> **Directive**:
Reproduce the listing below character for character; drop every image.

* Start Extracted entries *

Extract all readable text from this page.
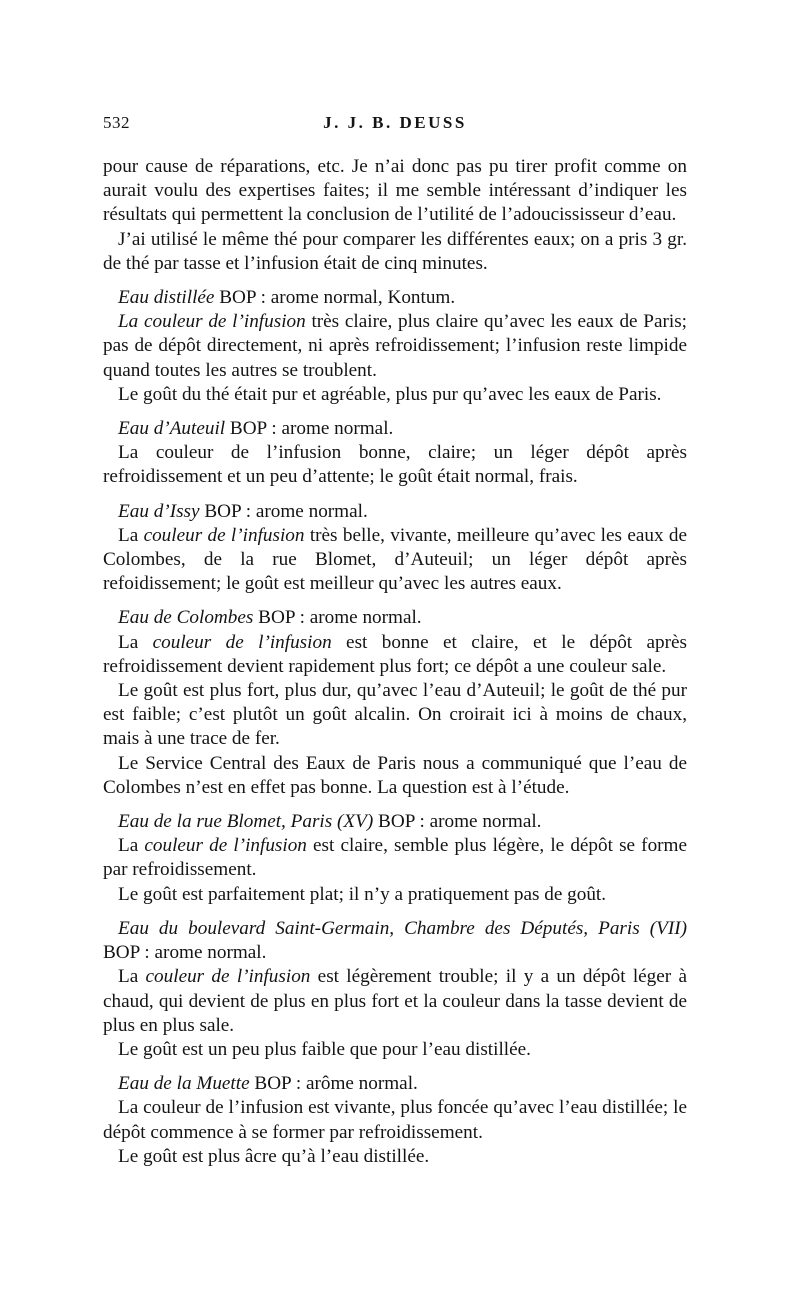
532	J. J. B. DEUSS

pour cause de réparations, etc. Je n’ai donc pas pu tirer profit comme on aurait voulu des expertises faites; il me semble intéressant d’indiquer les résultats qui permettent la conclusion de l’utilité de l’adoucississeur d’eau.

J’ai utilisé le même thé pour comparer les différentes eaux; on a pris 3 gr. de thé par tasse et l’infusion était de cinq minutes.

Eau distillée BOP : arome normal, Kontum.

La couleur de l’infusion très claire, plus claire qu’avec les eaux de Paris; pas de dépôt directement, ni après refroidissement; l’infusion reste limpide quand toutes les autres se troublent.

Le goût du thé était pur et agréable, plus pur qu’avec les eaux de Paris.

Eau d’Auteuil BOP : arome normal.

La couleur de l’infusion bonne, claire; un léger dépôt après refroidissement et un peu d’attente; le goût était normal, frais.

Eau d’Issy BOP : arome normal.

La couleur de l’infusion très belle, vivante, meilleure qu’avec les eaux de Colombes, de la rue Blomet, d’Auteuil; un léger dépôt après refoidissement; le goût est meilleur qu’avec les autres eaux.

Eau de Colombes BOP : arome normal.

La couleur de l’infusion est bonne et claire, et le dépôt après refroidissement devient rapidement plus fort; ce dépôt a une couleur sale.

Le goût est plus fort, plus dur, qu’avec l’eau d’Auteuil; le goût de thé pur est faible; c’est plutôt un goût alcalin. On croirait ici à moins de chaux, mais à une trace de fer.

Le Service Central des Eaux de Paris nous a communiqué que l’eau de Colombes n’est en effet pas bonne. La question est à l’étude.

Eau de la rue Blomet, Paris (XV) BOP : arome normal.

La couleur de l’infusion est claire, semble plus légère, le dépôt se forme par refroidissement.

Le goût est parfaitement plat; il n’y a pratiquement pas de goût.

Eau du boulevard Saint-Germain, Chambre des Députés, Paris (VII) BOP : arome normal.

La couleur de l’infusion est légèrement trouble; il y a un dépôt léger à chaud, qui devient de plus en plus fort et la couleur dans la tasse devient de plus en plus sale.

Le goût est un peu plus faible que pour l’eau distillée.

Eau de la Muette BOP : arôme normal.

La couleur de l’infusion est vivante, plus foncée qu’avec l’eau distillée; le dépôt commence à se former par refroidissement.

Le goût est plus âcre qu’à l’eau distillée.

* End Extracted entries *

> **Exercise result**:
Extract all readable text from this page.
532	J. J. B. DEUSS

pour cause de réparations, etc. Je n’ai donc pas pu tirer profit comme on aurait voulu des expertises faites; il me semble intéressant d’indiquer les résultats qui permettent la conclusion de l’utilité de l’adoucississeur d’eau.

J’ai utilisé le même thé pour comparer les différentes eaux; on a pris 3 gr. de thé par tasse et l’infusion était de cinq minutes.

Eau distillée BOP : arome normal, Kontum.

La couleur de l’infusion très claire, plus claire qu’avec les eaux de Paris; pas de dépôt directement, ni après refroidissement; l’infusion reste limpide quand toutes les autres se troublent.

Le goût du thé était pur et agréable, plus pur qu’avec les eaux de Paris.

Eau d’Auteuil BOP : arome normal.

La couleur de l’infusion bonne, claire; un léger dépôt après refroidissement et un peu d’attente; le goût était normal, frais.

Eau d’Issy BOP : arome normal.

La couleur de l’infusion très belle, vivante, meilleure qu’avec les eaux de Colombes, de la rue Blomet, d’Auteuil; un léger dépôt après refoidissement; le goût est meilleur qu’avec les autres eaux.

Eau de Colombes BOP : arome normal.

La couleur de l’infusion est bonne et claire, et le dépôt après refroidissement devient rapidement plus fort; ce dépôt a une couleur sale.

Le goût est plus fort, plus dur, qu’avec l’eau d’Auteuil; le goût de thé pur est faible; c’est plutôt un goût alcalin. On croirait ici à moins de chaux, mais à une trace de fer.

Le Service Central des Eaux de Paris nous a communiqué que l’eau de Colombes n’est en effet pas bonne. La question est à l’étude.

Eau de la rue Blomet, Paris (XV) BOP : arome normal.

La couleur de l’infusion est claire, semble plus légère, le dépôt se forme par refroidissement.

Le goût est parfaitement plat; il n’y a pratiquement pas de goût.

Eau du boulevard Saint-Germain, Chambre des Députés, Paris (VII) BOP : arome normal.

La couleur de l’infusion est légèrement trouble; il y a un dépôt léger à chaud, qui devient de plus en plus fort et la couleur dans la tasse devient de plus en plus sale.

Le goût est un peu plus faible que pour l’eau distillée.

Eau de la Muette BOP : arôme normal.

La couleur de l’infusion est vivante, plus foncée qu’avec l’eau distillée; le dépôt commence à se former par refroidissement.

Le goût est plus âcre qu’à l’eau distillée.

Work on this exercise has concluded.